-------- GIVEN RECORDS
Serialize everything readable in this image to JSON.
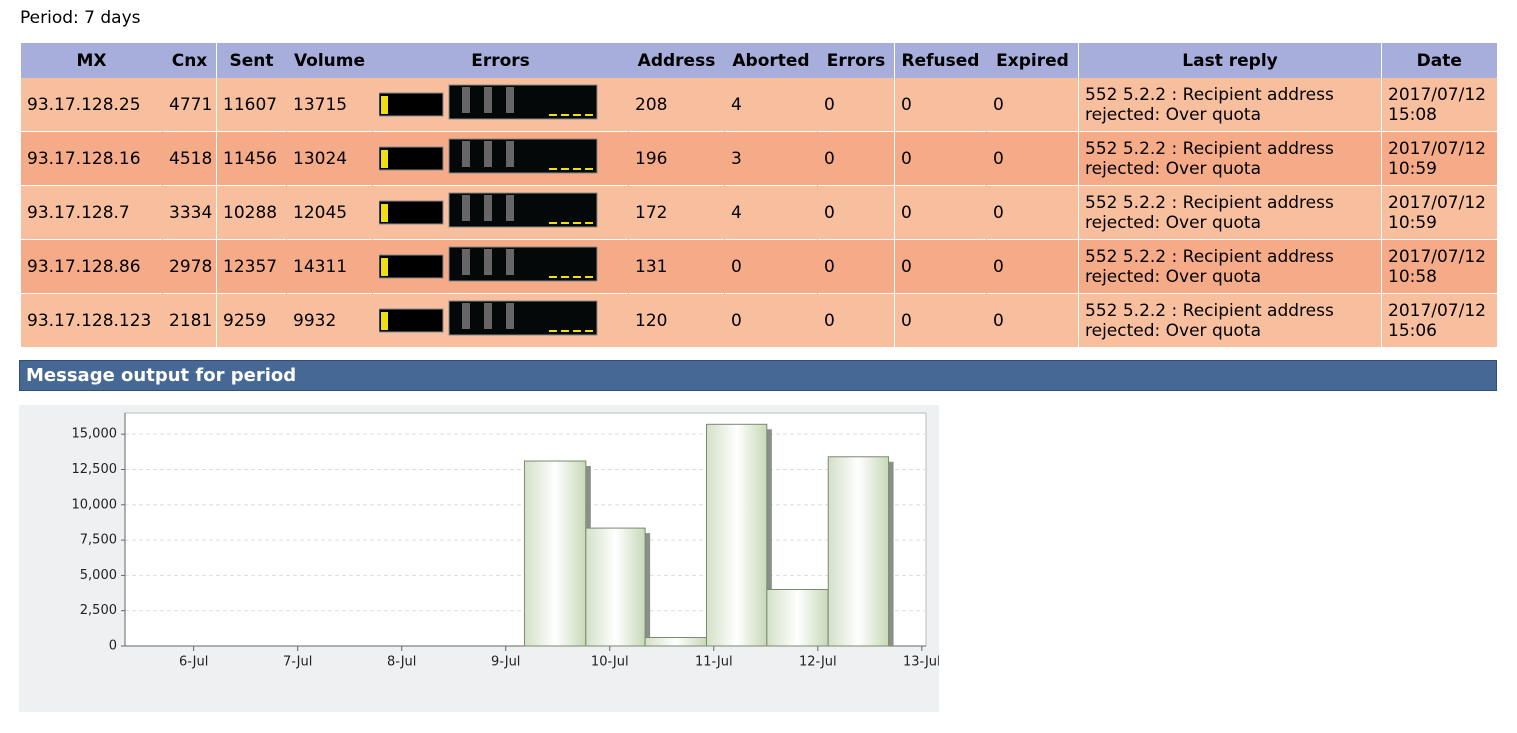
{
  "period": "Period: 7 days",
  "table": {
    "headers": [
      "MX",
      "Cnx",
      "Sent",
      "Volume",
      "Errors",
      "Address",
      "Aborted",
      "Errors",
      "Refused",
      "Expired",
      "Last reply",
      "Date"
    ],
    "rows": [
      [
        "93.17.128.25",
        "4771",
        "11607",
        "13715",
        "208",
        "4",
        "0",
        "0",
        "0",
        "552 5.2.2 : Recipient address rejected: Over quota",
        "2017/07/12 15:08"
      ],
      [
        "93.17.128.16",
        "4518",
        "11456",
        "13024",
        "196",
        "3",
        "0",
        "0",
        "0",
        "552 5.2.2 : Recipient address rejected: Over quota",
        "2017/07/12 10:59"
      ],
      [
        "93.17.128.7",
        "3334",
        "10288",
        "12045",
        "172",
        "4",
        "0",
        "0",
        "0",
        "552 5.2.2 : Recipient address rejected: Over quota",
        "2017/07/12 10:59"
      ],
      [
        "93.17.128.86",
        "2978",
        "12357",
        "14311",
        "131",
        "0",
        "0",
        "0",
        "0",
        "552 5.2.2 : Recipient address rejected: Over quota",
        "2017/07/12 10:58"
      ],
      [
        "93.17.128.123",
        "2181",
        "9259",
        "9932",
        "120",
        "0",
        "0",
        "0",
        "0",
        "552 5.2.2 : Recipient address rejected: Over quota",
        "2017/07/12 15:06"
      ]
    ]
  },
  "section_title": "Message output for period",
  "chart_data": {
    "type": "histogram",
    "bins": [
      9.18,
      9.77,
      10.34,
      10.93,
      11.51,
      12.1,
      12.68
    ],
    "values": [
      13100,
      8350,
      600,
      15700,
      4000,
      13400
    ],
    "color": "#e4ecdc",
    "xlim": [
      5.34,
      13.04
    ],
    "xticks": [
      {
        "value": 6,
        "label": "6-Jul"
      },
      {
        "value": 7,
        "label": "7-Jul"
      },
      {
        "value": 8,
        "label": "8-Jul"
      },
      {
        "value": 9,
        "label": "9-Jul"
      },
      {
        "value": 10,
        "label": "10-Jul"
      },
      {
        "value": 11,
        "label": "11-Jul"
      },
      {
        "value": 12,
        "label": "12-Jul"
      },
      {
        "value": 13,
        "label": "13-Jul"
      }
    ],
    "ylim": [
      0,
      16500
    ],
    "yticks": [
      0,
      {
        "value": 2500,
        "label": "2,500"
      },
      {
        "value": 5000,
        "label": "5,000"
      },
      {
        "value": 7500,
        "label": "7,500"
      },
      {
        "value": 10000,
        "label": "10,000"
      },
      {
        "value": 12500,
        "label": "12,500"
      },
      {
        "value": 15000,
        "label": "15,000"
      }
    ],
    "grid": true
  }
}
----------------
**BRIEF:** Are you able to set down all the lines above exactly, without any pictures?

**THE REPLY:**
Serialize everything readable in this image to JSON.
{
  "period": "Period: 7 days",
  "table": {
    "headers": [
      "MX",
      "Cnx",
      "Sent",
      "Volume",
      "Errors",
      "Address",
      "Aborted",
      "Errors",
      "Refused",
      "Expired",
      "Last reply",
      "Date"
    ],
    "rows": [
      [
        "93.17.128.25",
        "4771",
        "11607",
        "13715",
        "208",
        "4",
        "0",
        "0",
        "0",
        "552 5.2.2 : Recipient address rejected: Over quota",
        "2017/07/12 15:08"
      ],
      [
        "93.17.128.16",
        "4518",
        "11456",
        "13024",
        "196",
        "3",
        "0",
        "0",
        "0",
        "552 5.2.2 : Recipient address rejected: Over quota",
        "2017/07/12 10:59"
      ],
      [
        "93.17.128.7",
        "3334",
        "10288",
        "12045",
        "172",
        "4",
        "0",
        "0",
        "0",
        "552 5.2.2 : Recipient address rejected: Over quota",
        "2017/07/12 10:59"
      ],
      [
        "93.17.128.86",
        "2978",
        "12357",
        "14311",
        "131",
        "0",
        "0",
        "0",
        "0",
        "552 5.2.2 : Recipient address rejected: Over quota",
        "2017/07/12 10:58"
      ],
      [
        "93.17.128.123",
        "2181",
        "9259",
        "9932",
        "120",
        "0",
        "0",
        "0",
        "0",
        "552 5.2.2 : Recipient address rejected: Over quota",
        "2017/07/12 15:06"
      ]
    ]
  },
  "section_title": "Message output for period",
  "chart_data": {
    "type": "histogram",
    "bins": [
      9.18,
      9.77,
      10.34,
      10.93,
      11.51,
      12.1,
      12.68
    ],
    "values": [
      13100,
      8350,
      600,
      15700,
      4000,
      13400
    ],
    "color": "#e4ecdc",
    "xlim": [
      5.34,
      13.04
    ],
    "xticks": [
      {
        "value": 6,
        "label": "6-Jul"
      },
      {
        "value": 7,
        "label": "7-Jul"
      },
      {
        "value": 8,
        "label": "8-Jul"
      },
      {
        "value": 9,
        "label": "9-Jul"
      },
      {
        "value": 10,
        "label": "10-Jul"
      },
      {
        "value": 11,
        "label": "11-Jul"
      },
      {
        "value": 12,
        "label": "12-Jul"
      },
      {
        "value": 13,
        "label": "13-Jul"
      }
    ],
    "ylim": [
      0,
      16500
    ],
    "yticks": [
      0,
      {
        "value": 2500,
        "label": "2,500"
      },
      {
        "value": 5000,
        "label": "5,000"
      },
      {
        "value": 7500,
        "label": "7,500"
      },
      {
        "value": 10000,
        "label": "10,000"
      },
      {
        "value": 12500,
        "label": "12,500"
      },
      {
        "value": 15000,
        "label": "15,000"
      }
    ],
    "grid": true
  }
}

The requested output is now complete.